[start Record list]
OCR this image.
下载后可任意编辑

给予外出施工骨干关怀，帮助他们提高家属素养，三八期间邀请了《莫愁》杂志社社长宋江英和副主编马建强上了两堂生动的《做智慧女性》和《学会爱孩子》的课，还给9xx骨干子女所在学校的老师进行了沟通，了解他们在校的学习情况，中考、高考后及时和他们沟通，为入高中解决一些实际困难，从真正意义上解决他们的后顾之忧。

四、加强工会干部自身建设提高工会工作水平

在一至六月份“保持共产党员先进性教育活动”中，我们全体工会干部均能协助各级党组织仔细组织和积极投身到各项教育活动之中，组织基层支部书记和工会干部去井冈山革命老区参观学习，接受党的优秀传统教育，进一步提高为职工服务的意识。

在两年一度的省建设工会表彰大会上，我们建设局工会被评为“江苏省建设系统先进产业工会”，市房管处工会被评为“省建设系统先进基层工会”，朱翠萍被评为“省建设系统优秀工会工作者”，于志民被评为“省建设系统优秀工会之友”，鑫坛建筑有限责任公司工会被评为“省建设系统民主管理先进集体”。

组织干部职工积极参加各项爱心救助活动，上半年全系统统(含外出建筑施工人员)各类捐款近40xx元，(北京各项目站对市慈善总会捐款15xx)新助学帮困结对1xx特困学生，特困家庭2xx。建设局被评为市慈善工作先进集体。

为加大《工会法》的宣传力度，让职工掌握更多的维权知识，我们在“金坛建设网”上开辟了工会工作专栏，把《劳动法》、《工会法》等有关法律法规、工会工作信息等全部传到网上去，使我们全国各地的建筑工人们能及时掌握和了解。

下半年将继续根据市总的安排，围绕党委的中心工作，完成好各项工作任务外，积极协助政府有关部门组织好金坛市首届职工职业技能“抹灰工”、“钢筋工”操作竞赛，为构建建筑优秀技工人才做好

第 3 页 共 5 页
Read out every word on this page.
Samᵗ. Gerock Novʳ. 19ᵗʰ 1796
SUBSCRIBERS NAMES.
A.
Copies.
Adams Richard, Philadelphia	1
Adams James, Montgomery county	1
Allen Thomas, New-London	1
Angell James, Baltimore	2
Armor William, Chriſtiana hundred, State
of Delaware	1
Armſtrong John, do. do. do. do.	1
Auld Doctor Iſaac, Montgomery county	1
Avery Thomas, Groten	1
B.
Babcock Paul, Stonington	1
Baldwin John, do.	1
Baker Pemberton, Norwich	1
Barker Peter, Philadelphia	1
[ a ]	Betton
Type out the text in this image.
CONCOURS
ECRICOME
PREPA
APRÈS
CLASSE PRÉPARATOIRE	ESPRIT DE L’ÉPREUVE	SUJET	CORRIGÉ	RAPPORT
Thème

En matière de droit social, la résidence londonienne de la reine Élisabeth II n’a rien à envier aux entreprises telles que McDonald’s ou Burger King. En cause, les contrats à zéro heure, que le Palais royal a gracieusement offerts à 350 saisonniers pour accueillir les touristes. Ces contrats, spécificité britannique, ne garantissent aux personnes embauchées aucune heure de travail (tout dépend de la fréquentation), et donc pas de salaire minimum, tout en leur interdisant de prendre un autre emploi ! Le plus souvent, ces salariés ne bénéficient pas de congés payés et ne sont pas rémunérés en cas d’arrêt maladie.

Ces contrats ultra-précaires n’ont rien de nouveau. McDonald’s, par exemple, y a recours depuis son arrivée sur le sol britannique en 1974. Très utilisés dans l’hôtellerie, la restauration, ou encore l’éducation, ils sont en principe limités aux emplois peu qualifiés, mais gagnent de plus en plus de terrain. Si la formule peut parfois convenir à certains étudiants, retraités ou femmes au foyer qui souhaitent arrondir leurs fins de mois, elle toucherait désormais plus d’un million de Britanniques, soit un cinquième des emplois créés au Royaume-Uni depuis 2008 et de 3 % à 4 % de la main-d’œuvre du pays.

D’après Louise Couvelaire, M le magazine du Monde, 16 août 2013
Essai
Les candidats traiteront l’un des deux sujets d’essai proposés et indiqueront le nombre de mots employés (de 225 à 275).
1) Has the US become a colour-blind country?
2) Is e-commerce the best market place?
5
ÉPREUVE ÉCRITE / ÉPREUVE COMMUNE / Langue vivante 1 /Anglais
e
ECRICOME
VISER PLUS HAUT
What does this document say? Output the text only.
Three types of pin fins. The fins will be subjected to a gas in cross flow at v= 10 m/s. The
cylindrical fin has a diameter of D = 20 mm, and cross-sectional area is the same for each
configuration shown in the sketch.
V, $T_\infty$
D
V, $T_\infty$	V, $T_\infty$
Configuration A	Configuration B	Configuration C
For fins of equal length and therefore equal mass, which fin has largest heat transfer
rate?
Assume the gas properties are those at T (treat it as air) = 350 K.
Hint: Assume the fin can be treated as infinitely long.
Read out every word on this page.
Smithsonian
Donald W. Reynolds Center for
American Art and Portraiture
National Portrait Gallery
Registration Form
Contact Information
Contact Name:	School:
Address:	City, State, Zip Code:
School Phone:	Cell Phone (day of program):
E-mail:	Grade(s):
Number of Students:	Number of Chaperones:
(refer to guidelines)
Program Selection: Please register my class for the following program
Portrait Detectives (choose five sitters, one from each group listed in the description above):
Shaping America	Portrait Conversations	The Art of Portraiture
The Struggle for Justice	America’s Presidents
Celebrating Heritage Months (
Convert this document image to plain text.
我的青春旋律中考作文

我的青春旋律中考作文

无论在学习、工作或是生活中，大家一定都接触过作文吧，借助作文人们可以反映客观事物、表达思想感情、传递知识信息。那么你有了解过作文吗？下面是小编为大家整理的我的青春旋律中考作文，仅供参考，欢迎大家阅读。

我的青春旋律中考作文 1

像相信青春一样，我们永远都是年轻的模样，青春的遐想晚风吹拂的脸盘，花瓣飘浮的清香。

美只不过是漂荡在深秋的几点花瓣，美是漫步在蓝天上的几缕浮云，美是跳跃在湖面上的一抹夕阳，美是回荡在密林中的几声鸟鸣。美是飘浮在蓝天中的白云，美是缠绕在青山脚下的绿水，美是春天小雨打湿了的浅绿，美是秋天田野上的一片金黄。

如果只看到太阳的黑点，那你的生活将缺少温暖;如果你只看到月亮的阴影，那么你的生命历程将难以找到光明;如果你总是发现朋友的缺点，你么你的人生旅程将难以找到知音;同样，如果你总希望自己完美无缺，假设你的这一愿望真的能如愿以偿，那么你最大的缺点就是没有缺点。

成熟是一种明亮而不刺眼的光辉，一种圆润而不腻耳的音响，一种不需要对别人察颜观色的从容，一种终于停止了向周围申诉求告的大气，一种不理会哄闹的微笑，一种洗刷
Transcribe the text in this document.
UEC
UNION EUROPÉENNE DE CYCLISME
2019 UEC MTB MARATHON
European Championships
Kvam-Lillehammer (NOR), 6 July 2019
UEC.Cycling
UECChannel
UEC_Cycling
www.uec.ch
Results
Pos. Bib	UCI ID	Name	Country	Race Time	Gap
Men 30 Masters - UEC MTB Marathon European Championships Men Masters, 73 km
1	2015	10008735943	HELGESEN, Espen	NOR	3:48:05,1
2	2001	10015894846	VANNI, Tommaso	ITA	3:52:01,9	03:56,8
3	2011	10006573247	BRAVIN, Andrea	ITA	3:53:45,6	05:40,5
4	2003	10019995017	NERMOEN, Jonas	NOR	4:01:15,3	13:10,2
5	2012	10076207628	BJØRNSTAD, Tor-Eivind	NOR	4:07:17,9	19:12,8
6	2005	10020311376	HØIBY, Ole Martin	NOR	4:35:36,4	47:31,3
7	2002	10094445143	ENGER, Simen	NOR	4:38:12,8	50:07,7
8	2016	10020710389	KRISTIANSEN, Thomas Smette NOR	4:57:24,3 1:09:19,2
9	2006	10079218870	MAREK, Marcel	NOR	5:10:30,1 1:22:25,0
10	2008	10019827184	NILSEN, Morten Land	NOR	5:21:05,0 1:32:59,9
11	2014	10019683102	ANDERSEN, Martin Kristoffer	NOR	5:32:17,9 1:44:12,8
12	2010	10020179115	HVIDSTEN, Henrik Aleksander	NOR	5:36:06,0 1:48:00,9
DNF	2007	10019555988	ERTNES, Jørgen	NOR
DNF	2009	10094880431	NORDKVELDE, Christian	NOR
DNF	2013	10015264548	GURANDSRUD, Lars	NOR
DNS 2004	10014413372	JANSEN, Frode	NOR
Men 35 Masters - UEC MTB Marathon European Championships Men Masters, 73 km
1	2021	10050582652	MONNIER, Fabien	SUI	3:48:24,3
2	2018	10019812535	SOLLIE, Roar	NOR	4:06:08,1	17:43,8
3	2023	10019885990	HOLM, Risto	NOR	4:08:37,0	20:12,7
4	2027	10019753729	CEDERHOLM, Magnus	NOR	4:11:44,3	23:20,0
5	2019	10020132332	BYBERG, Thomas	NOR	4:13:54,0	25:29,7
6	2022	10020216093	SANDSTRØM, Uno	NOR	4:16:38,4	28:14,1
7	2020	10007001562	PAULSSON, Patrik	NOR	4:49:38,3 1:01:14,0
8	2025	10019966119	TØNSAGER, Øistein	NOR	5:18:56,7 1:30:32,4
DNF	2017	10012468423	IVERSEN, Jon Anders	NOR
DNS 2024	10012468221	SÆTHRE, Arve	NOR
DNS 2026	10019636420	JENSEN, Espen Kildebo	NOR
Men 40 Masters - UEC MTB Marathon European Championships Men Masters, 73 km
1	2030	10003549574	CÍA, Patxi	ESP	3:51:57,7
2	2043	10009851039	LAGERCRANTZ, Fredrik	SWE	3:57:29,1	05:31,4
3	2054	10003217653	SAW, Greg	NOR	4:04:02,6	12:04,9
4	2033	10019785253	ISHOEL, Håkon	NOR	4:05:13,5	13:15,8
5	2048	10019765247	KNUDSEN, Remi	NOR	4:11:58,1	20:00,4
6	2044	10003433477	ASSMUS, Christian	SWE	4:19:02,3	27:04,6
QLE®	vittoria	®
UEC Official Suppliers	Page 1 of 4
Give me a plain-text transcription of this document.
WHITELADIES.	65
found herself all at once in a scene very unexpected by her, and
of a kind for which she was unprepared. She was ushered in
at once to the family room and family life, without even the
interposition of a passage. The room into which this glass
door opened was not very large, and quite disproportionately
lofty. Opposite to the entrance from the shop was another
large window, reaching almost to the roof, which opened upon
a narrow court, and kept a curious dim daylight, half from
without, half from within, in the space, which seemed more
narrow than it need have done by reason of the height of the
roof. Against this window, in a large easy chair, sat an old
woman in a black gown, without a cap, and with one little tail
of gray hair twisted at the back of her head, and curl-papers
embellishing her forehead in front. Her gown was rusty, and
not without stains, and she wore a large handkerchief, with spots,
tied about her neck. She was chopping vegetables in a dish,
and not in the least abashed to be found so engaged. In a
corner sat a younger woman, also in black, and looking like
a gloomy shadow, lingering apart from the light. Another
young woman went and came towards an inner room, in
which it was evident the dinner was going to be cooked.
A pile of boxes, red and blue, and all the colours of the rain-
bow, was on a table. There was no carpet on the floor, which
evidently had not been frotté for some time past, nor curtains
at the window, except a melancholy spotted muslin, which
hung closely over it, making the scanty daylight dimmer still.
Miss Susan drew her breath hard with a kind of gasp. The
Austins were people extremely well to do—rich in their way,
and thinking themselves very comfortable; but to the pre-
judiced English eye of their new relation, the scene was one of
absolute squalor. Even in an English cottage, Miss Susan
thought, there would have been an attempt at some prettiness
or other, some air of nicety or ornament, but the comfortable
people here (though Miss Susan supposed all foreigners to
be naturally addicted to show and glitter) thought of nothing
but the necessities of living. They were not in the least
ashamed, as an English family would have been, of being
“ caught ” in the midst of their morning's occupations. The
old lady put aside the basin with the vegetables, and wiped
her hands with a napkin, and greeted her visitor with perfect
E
[end Record list]
What you will do – In the entries above, identify each line that includes the string "English", then copy it.

Response to the exercise –
judiced English eye of their new relation, the scene was one of
absolute squalor. Even in an English cottage, Miss Susan
ashamed, as an English family would have been, of being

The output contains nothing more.